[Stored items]

--------

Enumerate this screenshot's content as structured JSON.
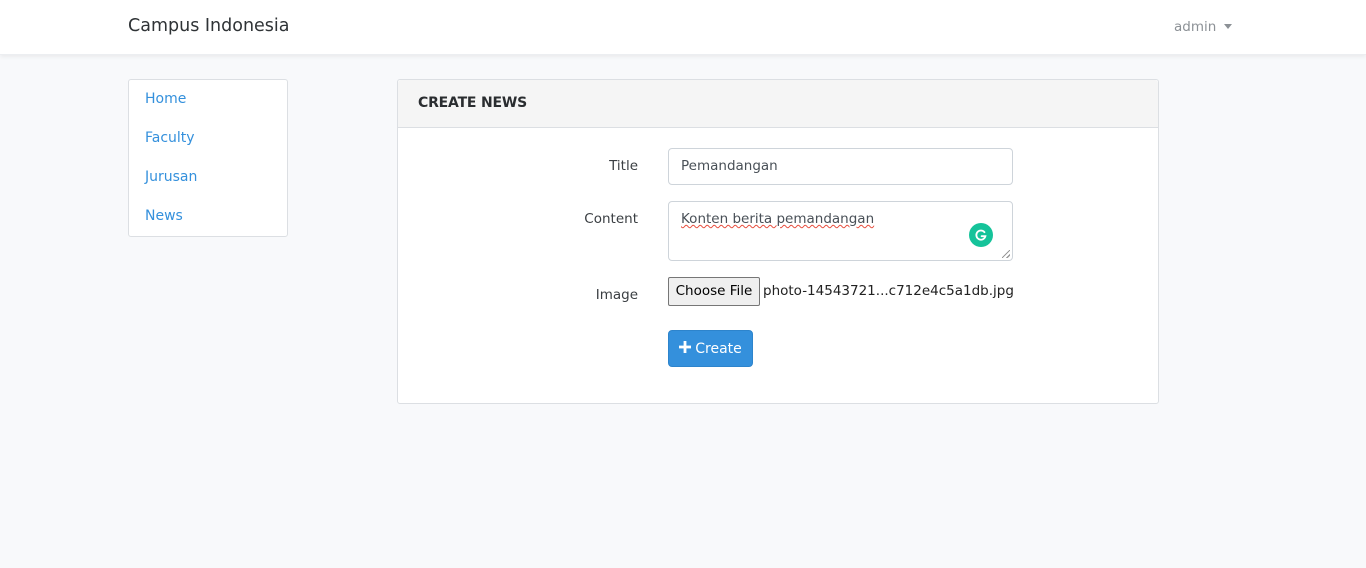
{
  "navbar": {
    "brand": "Campus Indonesia",
    "user": "admin"
  },
  "sidebar": {
    "items": [
      {
        "label": "Home"
      },
      {
        "label": "Faculty"
      },
      {
        "label": "Jurusan"
      },
      {
        "label": "News"
      }
    ]
  },
  "form": {
    "header": "CREATE NEWS",
    "title_label": "Title",
    "title_value": "Pemandangan",
    "content_label": "Content",
    "content_value": "Konten berita pemandangan",
    "image_label": "Image",
    "file_button": "Choose File",
    "file_name": "photo-14543721...c712e4c5a1db.jpg",
    "submit_label": "Create"
  },
  "icons": {
    "plus": "plus-icon",
    "caret": "caret-down-icon",
    "grammarly": "grammarly-icon"
  },
  "colors": {
    "accent": "#3490dc",
    "grammarly": "#15c39a"
  }
}
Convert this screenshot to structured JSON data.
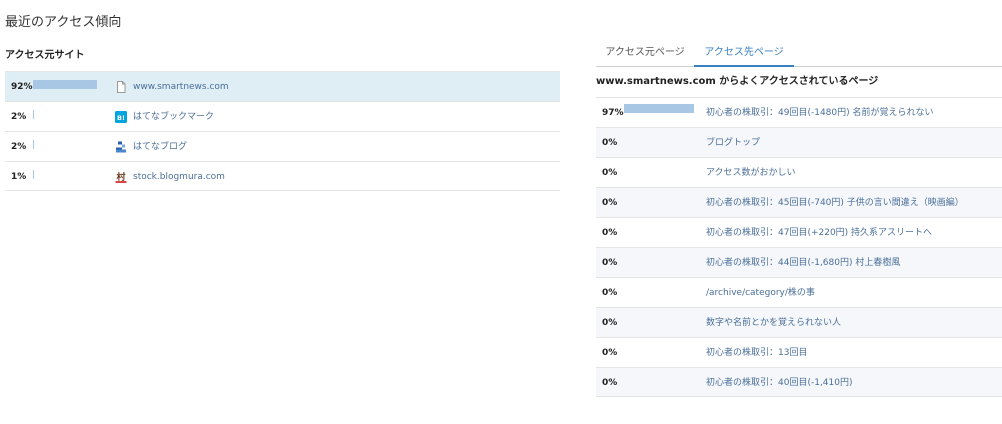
{
  "page": {
    "title": "最近のアクセス傾向"
  },
  "left": {
    "heading": "アクセス元サイト",
    "rows": [
      {
        "pct": "92%",
        "level": 0.92,
        "label": "www.smartnews.com",
        "icon": "document-icon",
        "selected": true
      },
      {
        "pct": "2%",
        "level": 0.02,
        "label": "はてなブックマーク",
        "icon": "hatena-bookmark-icon",
        "selected": false
      },
      {
        "pct": "2%",
        "level": 0.02,
        "label": "はてなブログ",
        "icon": "hatena-blog-icon",
        "selected": false
      },
      {
        "pct": "1%",
        "level": 0.01,
        "label": "stock.blogmura.com",
        "icon": "blogmura-icon",
        "selected": false
      }
    ]
  },
  "right": {
    "tabs": [
      {
        "label": "アクセス元ページ",
        "active": false
      },
      {
        "label": "アクセス先ページ",
        "active": true
      }
    ],
    "heading": "www.smartnews.com からよくアクセスされているページ",
    "rows": [
      {
        "pct": "97%",
        "level": 0.97,
        "label": "初心者の株取引：49回目(-1480円) 名前が覚えられない"
      },
      {
        "pct": "0%",
        "level": 0,
        "label": "ブログトップ"
      },
      {
        "pct": "0%",
        "level": 0,
        "label": "アクセス数がおかしい"
      },
      {
        "pct": "0%",
        "level": 0,
        "label": "初心者の株取引：45回目(-740円) 子供の言い間違え（映画編）"
      },
      {
        "pct": "0%",
        "level": 0,
        "label": "初心者の株取引：47回目(+220円) 持久系アスリートへ"
      },
      {
        "pct": "0%",
        "level": 0,
        "label": "初心者の株取引：44回目(-1,680円) 村上春樹風"
      },
      {
        "pct": "0%",
        "level": 0,
        "label": "/archive/category/株の事"
      },
      {
        "pct": "0%",
        "level": 0,
        "label": "数字や名前とかを覚えられない人"
      },
      {
        "pct": "0%",
        "level": 0,
        "label": "初心者の株取引：13回目"
      },
      {
        "pct": "0%",
        "level": 0,
        "label": "初心者の株取引：40回目(-1,410円)"
      }
    ]
  },
  "colors": {
    "bar": "#a7c7e4",
    "link": "#4a6f99",
    "tab_active": "#3a7fc0",
    "selected_row": "#dfedf5"
  },
  "icons": {
    "bookmark_text": "B!",
    "blogmura_text": "村"
  }
}
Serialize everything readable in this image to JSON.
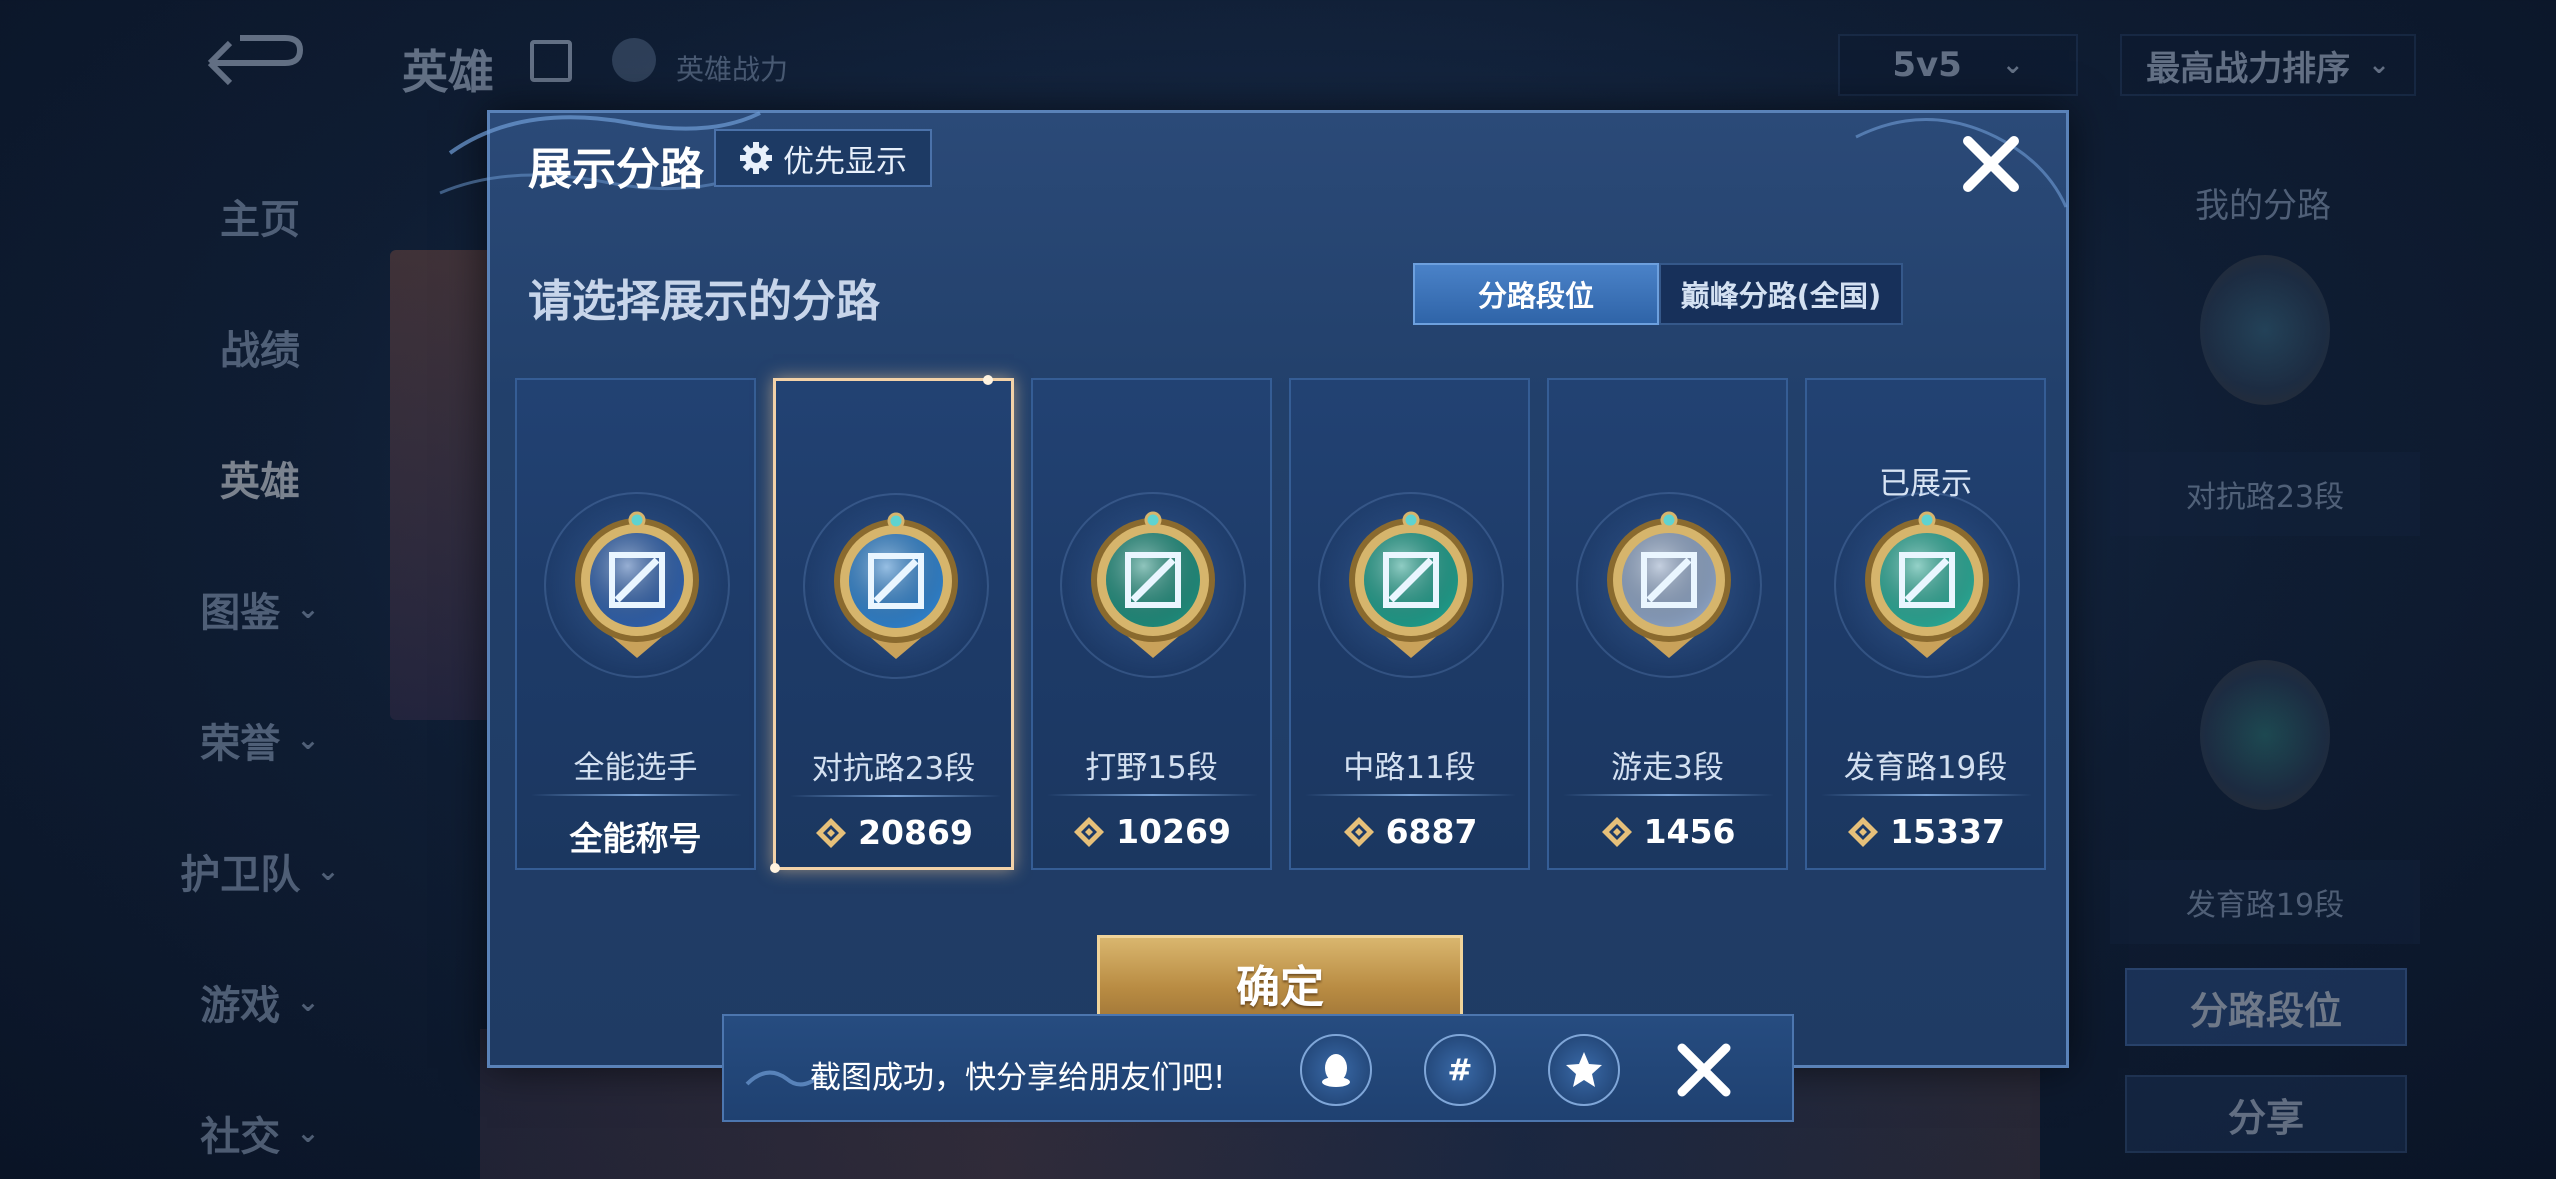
{
  "background": {
    "title": "英雄",
    "subtitle": "英雄战力",
    "mode_select": "5v5",
    "sort_select": "最高战力排序",
    "sidebar": [
      {
        "label": "主页",
        "has_chevron": false
      },
      {
        "label": "战绩",
        "has_chevron": false
      },
      {
        "label": "英雄",
        "has_chevron": false,
        "active": true
      },
      {
        "label": "图鉴",
        "has_chevron": true
      },
      {
        "label": "荣誉",
        "has_chevron": true
      },
      {
        "label": "护卫队",
        "has_chevron": true
      },
      {
        "label": "游戏",
        "has_chevron": true
      },
      {
        "label": "社交",
        "has_chevron": true
      }
    ],
    "right_panel": {
      "title": "我的分路",
      "label1": "对抗路23段",
      "label2": "发育路19段",
      "button1": "分路段位",
      "button2": "分享"
    }
  },
  "modal": {
    "title": "展示分路",
    "priority_button": "优先显示",
    "prompt": "请选择展示的分路",
    "tabs": [
      {
        "label": "分路段位",
        "active": true
      },
      {
        "label": "巅峰分路(全国)",
        "active": false
      }
    ],
    "cards": [
      {
        "rank": "全能选手",
        "score": "全能称号",
        "show_diamond": false,
        "shown_label": "",
        "emblem": "all-round-emblem-icon",
        "emblem_color": "#2f5fa8",
        "selected": false
      },
      {
        "rank": "对抗路23段",
        "score": "20869",
        "show_diamond": true,
        "shown_label": "",
        "emblem": "clash-lane-emblem-icon",
        "emblem_color": "#2f7fc8",
        "selected": true
      },
      {
        "rank": "打野15段",
        "score": "10269",
        "show_diamond": true,
        "shown_label": "",
        "emblem": "jungle-emblem-icon",
        "emblem_color": "#1f8a7a",
        "selected": false
      },
      {
        "rank": "中路11段",
        "score": "6887",
        "show_diamond": true,
        "shown_label": "",
        "emblem": "mid-lane-emblem-icon",
        "emblem_color": "#1f9a88",
        "selected": false
      },
      {
        "rank": "游走3段",
        "score": "1456",
        "show_diamond": true,
        "shown_label": "",
        "emblem": "roam-emblem-icon",
        "emblem_color": "#8aa0c0",
        "selected": false
      },
      {
        "rank": "发育路19段",
        "score": "15337",
        "show_diamond": true,
        "shown_label": "已展示",
        "emblem": "farm-lane-emblem-icon",
        "emblem_color": "#2aa592",
        "selected": false
      }
    ],
    "confirm_button": "确定"
  },
  "toast": {
    "text": "截图成功，快分享给朋友们吧!",
    "share_icons": [
      "qq-share-icon",
      "wechat-moments-share-icon",
      "qzone-share-icon"
    ]
  },
  "colors": {
    "gold": "#c9a25a",
    "selected_border": "#f3d2a8",
    "active_tab": "#3a74bc"
  }
}
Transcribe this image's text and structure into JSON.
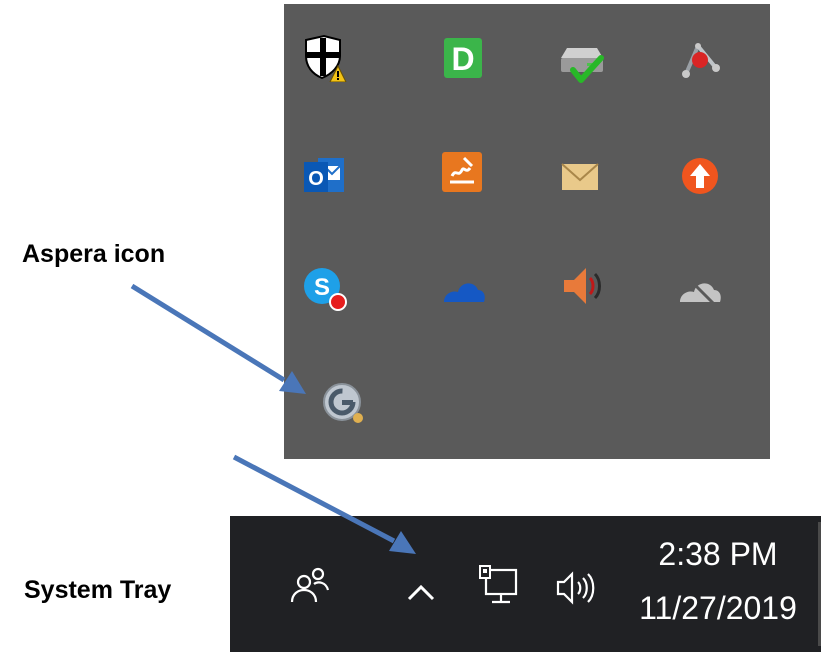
{
  "annotations": {
    "aspera_label": "Aspera icon",
    "tray_label": "System Tray"
  },
  "overflow_panel": {
    "background": "#5a5a5a",
    "icons": [
      {
        "name": "windows-security-warning-icon"
      },
      {
        "name": "dashlane-icon",
        "letter": "D"
      },
      {
        "name": "backup-drive-check-icon"
      },
      {
        "name": "network-tool-icon"
      },
      {
        "name": "outlook-icon",
        "letter": "O"
      },
      {
        "name": "signing-pad-icon"
      },
      {
        "name": "mail-envelope-icon"
      },
      {
        "name": "update-arrow-icon"
      },
      {
        "name": "skype-icon",
        "letter": "S"
      },
      {
        "name": "onedrive-icon"
      },
      {
        "name": "volume-speaker-icon"
      },
      {
        "name": "onedrive-offline-icon"
      },
      {
        "name": "aspera-icon"
      }
    ]
  },
  "taskbar": {
    "background": "#202124",
    "time": "2:38 PM",
    "date": "11/27/2019",
    "icons": [
      "people-icon",
      "chevron-up-icon",
      "network-icon",
      "volume-icon"
    ]
  },
  "colors": {
    "arrow": "#4a76b8"
  }
}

--------

● SHORT PROBLEM
Write out the entries above word for word. Do not include the pictures.

● EXPECTED ANSWER
Enumerate this screenshot's content as structured JSON.
{
  "navbar": {
    "brand": "Campus Indonesia",
    "user": "admin"
  },
  "sidebar": {
    "items": [
      {
        "label": "Home"
      },
      {
        "label": "Faculty"
      },
      {
        "label": "Jurusan"
      },
      {
        "label": "News"
      }
    ]
  },
  "form": {
    "header": "CREATE NEWS",
    "title_label": "Title",
    "title_value": "Pemandangan",
    "content_label": "Content",
    "content_value": "Konten berita pemandangan",
    "image_label": "Image",
    "file_button": "Choose File",
    "file_name": "photo-14543721...c712e4c5a1db.jpg",
    "submit_label": "Create"
  },
  "icons": {
    "plus": "plus-icon",
    "caret": "caret-down-icon",
    "grammarly": "grammarly-icon"
  },
  "colors": {
    "accent": "#3490dc",
    "grammarly": "#15c39a"
  }
}
Convert this screenshot to structured JSON data.
{
  "page": {
    "title": "最近のアクセス傾向"
  },
  "left": {
    "heading": "アクセス元サイト",
    "rows": [
      {
        "pct": "92%",
        "level": 0.92,
        "label": "www.smartnews.com",
        "icon": "document-icon",
        "selected": true
      },
      {
        "pct": "2%",
        "level": 0.02,
        "label": "はてなブックマーク",
        "icon": "hatena-bookmark-icon",
        "selected": false
      },
      {
        "pct": "2%",
        "level": 0.02,
        "label": "はてなブログ",
        "icon": "hatena-blog-icon",
        "selected": false
      },
      {
        "pct": "1%",
        "level": 0.01,
        "label": "stock.blogmura.com",
        "icon": "blogmura-icon",
        "selected": false
      }
    ]
  },
  "right": {
    "tabs": [
      {
        "label": "アクセス元ページ",
        "active": false
      },
      {
        "label": "アクセス先ページ",
        "active": true
      }
    ],
    "heading": "www.smartnews.com からよくアクセスされているページ",
    "rows": [
      {
        "pct": "97%",
        "level": 0.97,
        "label": "初心者の株取引：49回目(-1480円) 名前が覚えられない"
      },
      {
        "pct": "0%",
        "level": 0,
        "label": "ブログトップ"
      },
      {
        "pct": "0%",
        "level": 0,
        "label": "アクセス数がおかしい"
      },
      {
        "pct": "0%",
        "level": 0,
        "label": "初心者の株取引：45回目(-740円) 子供の言い間違え（映画編）"
      },
      {
        "pct": "0%",
        "level": 0,
        "label": "初心者の株取引：47回目(+220円) 持久系アスリートへ"
      },
      {
        "pct": "0%",
        "level": 0,
        "label": "初心者の株取引：44回目(-1,680円) 村上春樹風"
      },
      {
        "pct": "0%",
        "level": 0,
        "label": "/archive/category/株の事"
      },
      {
        "pct": "0%",
        "level": 0,
        "label": "数字や名前とかを覚えられない人"
      },
      {
        "pct": "0%",
        "level": 0,
        "label": "初心者の株取引：13回目"
      },
      {
        "pct": "0%",
        "level": 0,
        "label": "初心者の株取引：40回目(-1,410円)"
      }
    ]
  },
  "colors": {
    "bar": "#a7c7e4",
    "link": "#4a6f99",
    "tab_active": "#3a7fc0",
    "selected_row": "#dfedf5"
  },
  "icons": {
    "bookmark_text": "B!",
    "blogmura_text": "村"
  }
}
Serialize everything readable in this image to JSON.
{
  "background": {
    "title": "英雄",
    "subtitle": "英雄战力",
    "mode_select": "5v5",
    "sort_select": "最高战力排序",
    "sidebar": [
      {
        "label": "主页",
        "has_chevron": false
      },
      {
        "label": "战绩",
        "has_chevron": false
      },
      {
        "label": "英雄",
        "has_chevron": false,
        "active": true
      },
      {
        "label": "图鉴",
        "has_chevron": true
      },
      {
        "label": "荣誉",
        "has_chevron": true
      },
      {
        "label": "护卫队",
        "has_chevron": true
      },
      {
        "label": "游戏",
        "has_chevron": true
      },
      {
        "label": "社交",
        "has_chevron": true
      }
    ],
    "right_panel": {
      "title": "我的分路",
      "label1": "对抗路23段",
      "label2": "发育路19段",
      "button1": "分路段位",
      "button2": "分享"
    }
  },
  "modal": {
    "title": "展示分路",
    "priority_button": "优先显示",
    "prompt": "请选择展示的分路",
    "tabs": [
      {
        "label": "分路段位",
        "active": true
      },
      {
        "label": "巅峰分路(全国)",
        "active": false
      }
    ],
    "cards": [
      {
        "rank": "全能选手",
        "score": "全能称号",
        "show_diamond": false,
        "shown_label": "",
        "emblem": "all-round-emblem-icon",
        "emblem_color": "#2f5fa8",
        "selected": false
      },
      {
        "rank": "对抗路23段",
        "score": "20869",
        "show_diamond": true,
        "shown_label": "",
        "emblem": "clash-lane-emblem-icon",
        "emblem_color": "#2f7fc8",
        "selected": true
      },
      {
        "rank": "打野15段",
        "score": "10269",
        "show_diamond": true,
        "shown_label": "",
        "emblem": "jungle-emblem-icon",
        "emblem_color": "#1f8a7a",
        "selected": false
      },
      {
        "rank": "中路11段",
        "score": "6887",
        "show_diamond": true,
        "shown_label": "",
        "emblem": "mid-lane-emblem-icon",
        "emblem_color": "#1f9a88",
        "selected": false
      },
      {
        "rank": "游走3段",
        "score": "1456",
        "show_diamond": true,
        "shown_label": "",
        "emblem": "roam-emblem-icon",
        "emblem_color": "#8aa0c0",
        "selected": false
      },
      {
        "rank": "发育路19段",
        "score": "15337",
        "show_diamond": true,
        "shown_label": "已展示",
        "emblem": "farm-lane-emblem-icon",
        "emblem_color": "#2aa592",
        "selected": false
      }
    ],
    "confirm_button": "确定"
  },
  "toast": {
    "text": "截图成功，快分享给朋友们吧!",
    "share_icons": [
      "qq-share-icon",
      "wechat-moments-share-icon",
      "qzone-share-icon"
    ]
  },
  "colors": {
    "gold": "#c9a25a",
    "selected_border": "#f3d2a8",
    "active_tab": "#3a74bc"
  }
}
Transcribe this image's text and structure into JSON.
{
  "annotations": {
    "aspera_label": "Aspera icon",
    "tray_label": "System Tray"
  },
  "overflow_panel": {
    "background": "#5a5a5a",
    "icons": [
      {
        "name": "windows-security-warning-icon"
      },
      {
        "name": "dashlane-icon",
        "letter": "D"
      },
      {
        "name": "backup-drive-check-icon"
      },
      {
        "name": "network-tool-icon"
      },
      {
        "name": "outlook-icon",
        "letter": "O"
      },
      {
        "name": "signing-pad-icon"
      },
      {
        "name": "mail-envelope-icon"
      },
      {
        "name": "update-arrow-icon"
      },
      {
        "name": "skype-icon",
        "letter": "S"
      },
      {
        "name": "onedrive-icon"
      },
      {
        "name": "volume-speaker-icon"
      },
      {
        "name": "onedrive-offline-icon"
      },
      {
        "name": "aspera-icon"
      }
    ]
  },
  "taskbar": {
    "background": "#202124",
    "time": "2:38 PM",
    "date": "11/27/2019",
    "icons": [
      "people-icon",
      "chevron-up-icon",
      "network-icon",
      "volume-icon"
    ]
  },
  "colors": {
    "arrow": "#4a76b8"
  }
}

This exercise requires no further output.